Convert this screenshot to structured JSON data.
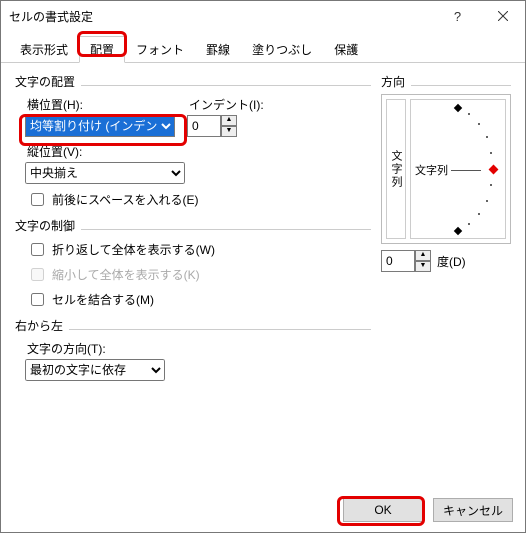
{
  "window": {
    "title": "セルの書式設定"
  },
  "tabs": {
    "display": "表示形式",
    "alignment": "配置",
    "font": "フォント",
    "border": "罫線",
    "fill": "塗りつぶし",
    "protection": "保護",
    "active": "alignment"
  },
  "alignment": {
    "group": "文字の配置",
    "horizontal_label": "横位置(H):",
    "horizontal_value": "均等割り付け (インデント)",
    "indent_label": "インデント(I):",
    "indent_value": "0",
    "vertical_label": "縦位置(V):",
    "vertical_value": "中央揃え",
    "space_check": "前後にスペースを入れる(E)"
  },
  "control": {
    "group": "文字の制御",
    "wrap": "折り返して全体を表示する(W)",
    "shrink": "縮小して全体を表示する(K)",
    "merge": "セルを結合する(M)"
  },
  "rtl": {
    "group": "右から左",
    "dir_label": "文字の方向(T):",
    "dir_value": "最初の文字に依存"
  },
  "orientation": {
    "group": "方向",
    "vertical_text": "文字列",
    "main_text": "文字列",
    "degree_value": "0",
    "degree_label": "度(D)"
  },
  "buttons": {
    "ok": "OK",
    "cancel": "キャンセル"
  }
}
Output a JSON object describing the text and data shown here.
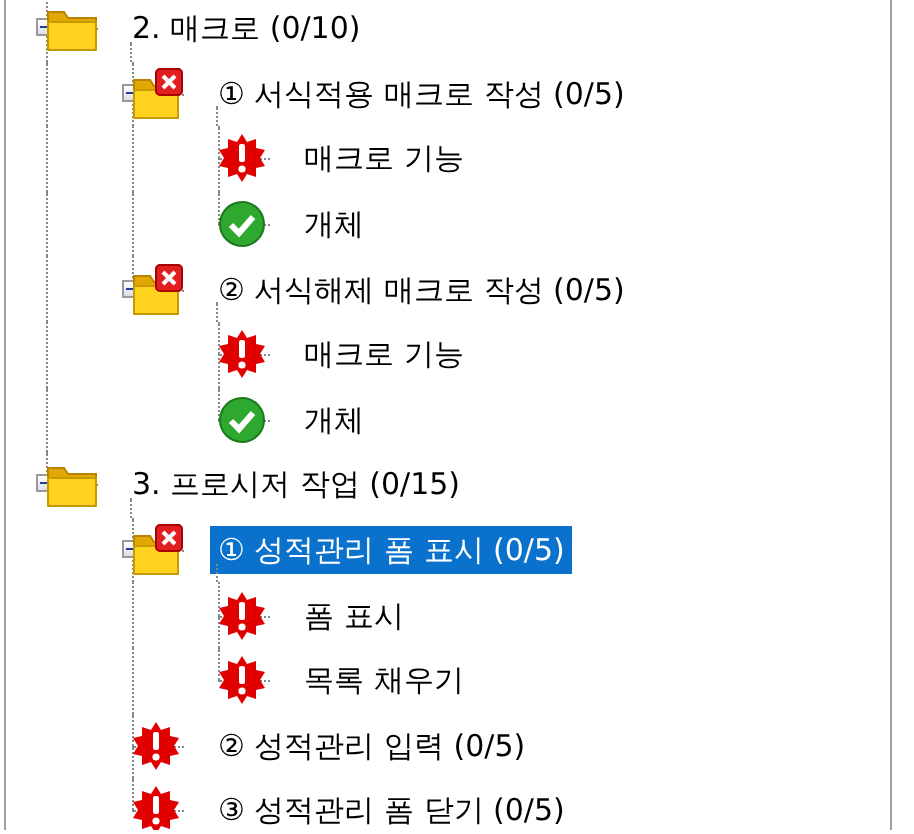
{
  "tree": [
    {
      "kind": "folder",
      "label": "2. 매크로 (0/10)",
      "expanded": true,
      "selected": false,
      "children": [
        {
          "kind": "folder_error",
          "label": "① 서식적용 매크로 작성 (0/5)",
          "expanded": true,
          "selected": false,
          "children": [
            {
              "kind": "error",
              "label": "매크로 기능",
              "selected": false
            },
            {
              "kind": "ok",
              "label": "개체",
              "selected": false
            }
          ]
        },
        {
          "kind": "folder_error",
          "label": "② 서식해제 매크로 작성 (0/5)",
          "expanded": true,
          "selected": false,
          "children": [
            {
              "kind": "error",
              "label": "매크로 기능",
              "selected": false
            },
            {
              "kind": "ok",
              "label": "개체",
              "selected": false
            }
          ]
        }
      ]
    },
    {
      "kind": "folder",
      "label": "3. 프로시저 작업 (0/15)",
      "expanded": true,
      "selected": false,
      "children": [
        {
          "kind": "folder_error",
          "label": "① 성적관리 폼 표시 (0/5)",
          "expanded": true,
          "selected": true,
          "children": [
            {
              "kind": "error",
              "label": "폼 표시",
              "selected": false
            },
            {
              "kind": "error",
              "label": "목록 채우기",
              "selected": false
            }
          ]
        },
        {
          "kind": "error",
          "label": "② 성적관리 입력 (0/5)",
          "selected": false
        },
        {
          "kind": "error",
          "label": "③ 성적관리 폼 닫기 (0/5)",
          "selected": false
        }
      ]
    }
  ]
}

+===+

Can you retype every record above exactly, leaving out the pictures?

Convert this screenshot to structured JSON data.
{
  "window": {
    "title": "セルの書式設定"
  },
  "tabs": {
    "display": "表示形式",
    "alignment": "配置",
    "font": "フォント",
    "border": "罫線",
    "fill": "塗りつぶし",
    "protection": "保護",
    "active": "alignment"
  },
  "alignment": {
    "group": "文字の配置",
    "horizontal_label": "横位置(H):",
    "horizontal_value": "均等割り付け (インデント)",
    "indent_label": "インデント(I):",
    "indent_value": "0",
    "vertical_label": "縦位置(V):",
    "vertical_value": "中央揃え",
    "space_check": "前後にスペースを入れる(E)"
  },
  "control": {
    "group": "文字の制御",
    "wrap": "折り返して全体を表示する(W)",
    "shrink": "縮小して全体を表示する(K)",
    "merge": "セルを結合する(M)"
  },
  "rtl": {
    "group": "右から左",
    "dir_label": "文字の方向(T):",
    "dir_value": "最初の文字に依存"
  },
  "orientation": {
    "group": "方向",
    "vertical_text": "文字列",
    "main_text": "文字列",
    "degree_value": "0",
    "degree_label": "度(D)"
  },
  "buttons": {
    "ok": "OK",
    "cancel": "キャンセル"
  }
}
Output a JSON object describing the text and data shown here.
{
  "tree": [
    {
      "kind": "folder",
      "label": "2. 매크로 (0/10)",
      "expanded": true,
      "selected": false,
      "children": [
        {
          "kind": "folder_error",
          "label": "① 서식적용 매크로 작성 (0/5)",
          "expanded": true,
          "selected": false,
          "children": [
            {
              "kind": "error",
              "label": "매크로 기능",
              "selected": false
            },
            {
              "kind": "ok",
              "label": "개체",
              "selected": false
            }
          ]
        },
        {
          "kind": "folder_error",
          "label": "② 서식해제 매크로 작성 (0/5)",
          "expanded": true,
          "selected": false,
          "children": [
            {
              "kind": "error",
              "label": "매크로 기능",
              "selected": false
            },
            {
              "kind": "ok",
              "label": "개체",
              "selected": false
            }
          ]
        }
      ]
    },
    {
      "kind": "folder",
      "label": "3. 프로시저 작업 (0/15)",
      "expanded": true,
      "selected": false,
      "children": [
        {
          "kind": "folder_error",
          "label": "① 성적관리 폼 표시 (0/5)",
          "expanded": true,
          "selected": true,
          "children": [
            {
              "kind": "error",
              "label": "폼 표시",
              "selected": false
            },
            {
              "kind": "error",
              "label": "목록 채우기",
              "selected": false
            }
          ]
        },
        {
          "kind": "error",
          "label": "② 성적관리 입력 (0/5)",
          "selected": false
        },
        {
          "kind": "error",
          "label": "③ 성적관리 폼 닫기 (0/5)",
          "selected": false
        }
      ]
    }
  ]
}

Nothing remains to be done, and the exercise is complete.